What needs to be done:
Reproduce each line from the records that holds "color".

Material for this exercise:
----------
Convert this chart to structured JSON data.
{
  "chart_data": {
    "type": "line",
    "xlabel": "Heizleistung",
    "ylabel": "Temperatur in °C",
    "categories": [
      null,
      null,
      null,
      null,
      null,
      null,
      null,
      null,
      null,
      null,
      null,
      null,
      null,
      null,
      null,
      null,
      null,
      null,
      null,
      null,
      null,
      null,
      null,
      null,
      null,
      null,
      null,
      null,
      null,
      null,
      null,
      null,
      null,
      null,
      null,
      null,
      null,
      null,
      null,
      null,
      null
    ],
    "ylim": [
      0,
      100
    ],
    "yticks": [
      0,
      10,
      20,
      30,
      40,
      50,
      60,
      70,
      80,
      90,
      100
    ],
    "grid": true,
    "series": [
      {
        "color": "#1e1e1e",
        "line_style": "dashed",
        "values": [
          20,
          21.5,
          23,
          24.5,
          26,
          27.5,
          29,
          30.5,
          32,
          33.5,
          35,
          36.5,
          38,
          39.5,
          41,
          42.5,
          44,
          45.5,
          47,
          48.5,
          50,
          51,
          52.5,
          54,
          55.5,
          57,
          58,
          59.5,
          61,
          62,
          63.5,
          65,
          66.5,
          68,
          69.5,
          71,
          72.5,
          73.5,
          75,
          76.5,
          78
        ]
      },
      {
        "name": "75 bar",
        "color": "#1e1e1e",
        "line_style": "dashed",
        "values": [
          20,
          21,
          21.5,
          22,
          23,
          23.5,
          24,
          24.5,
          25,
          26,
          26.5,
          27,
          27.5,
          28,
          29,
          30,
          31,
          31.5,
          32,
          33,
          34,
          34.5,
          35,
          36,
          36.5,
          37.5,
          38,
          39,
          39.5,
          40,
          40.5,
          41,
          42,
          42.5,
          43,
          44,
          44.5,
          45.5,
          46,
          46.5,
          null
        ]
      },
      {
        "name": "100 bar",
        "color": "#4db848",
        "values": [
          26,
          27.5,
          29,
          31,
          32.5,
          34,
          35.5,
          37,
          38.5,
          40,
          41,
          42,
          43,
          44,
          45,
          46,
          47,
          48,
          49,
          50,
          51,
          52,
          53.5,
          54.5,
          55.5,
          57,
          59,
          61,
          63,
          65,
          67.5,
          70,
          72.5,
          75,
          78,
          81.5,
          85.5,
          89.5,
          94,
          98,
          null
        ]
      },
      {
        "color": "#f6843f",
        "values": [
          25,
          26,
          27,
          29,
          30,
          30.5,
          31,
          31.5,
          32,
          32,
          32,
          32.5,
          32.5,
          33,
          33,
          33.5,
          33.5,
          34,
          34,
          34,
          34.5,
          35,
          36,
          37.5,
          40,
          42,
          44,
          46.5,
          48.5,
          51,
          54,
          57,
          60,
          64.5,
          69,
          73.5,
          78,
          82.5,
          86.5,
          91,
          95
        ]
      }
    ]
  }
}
----------
Finished exercise:
        "color": "#1e1e1e",
        "color": "#1e1e1e",
        "color": "#4db848",
        "color": "#f6843f",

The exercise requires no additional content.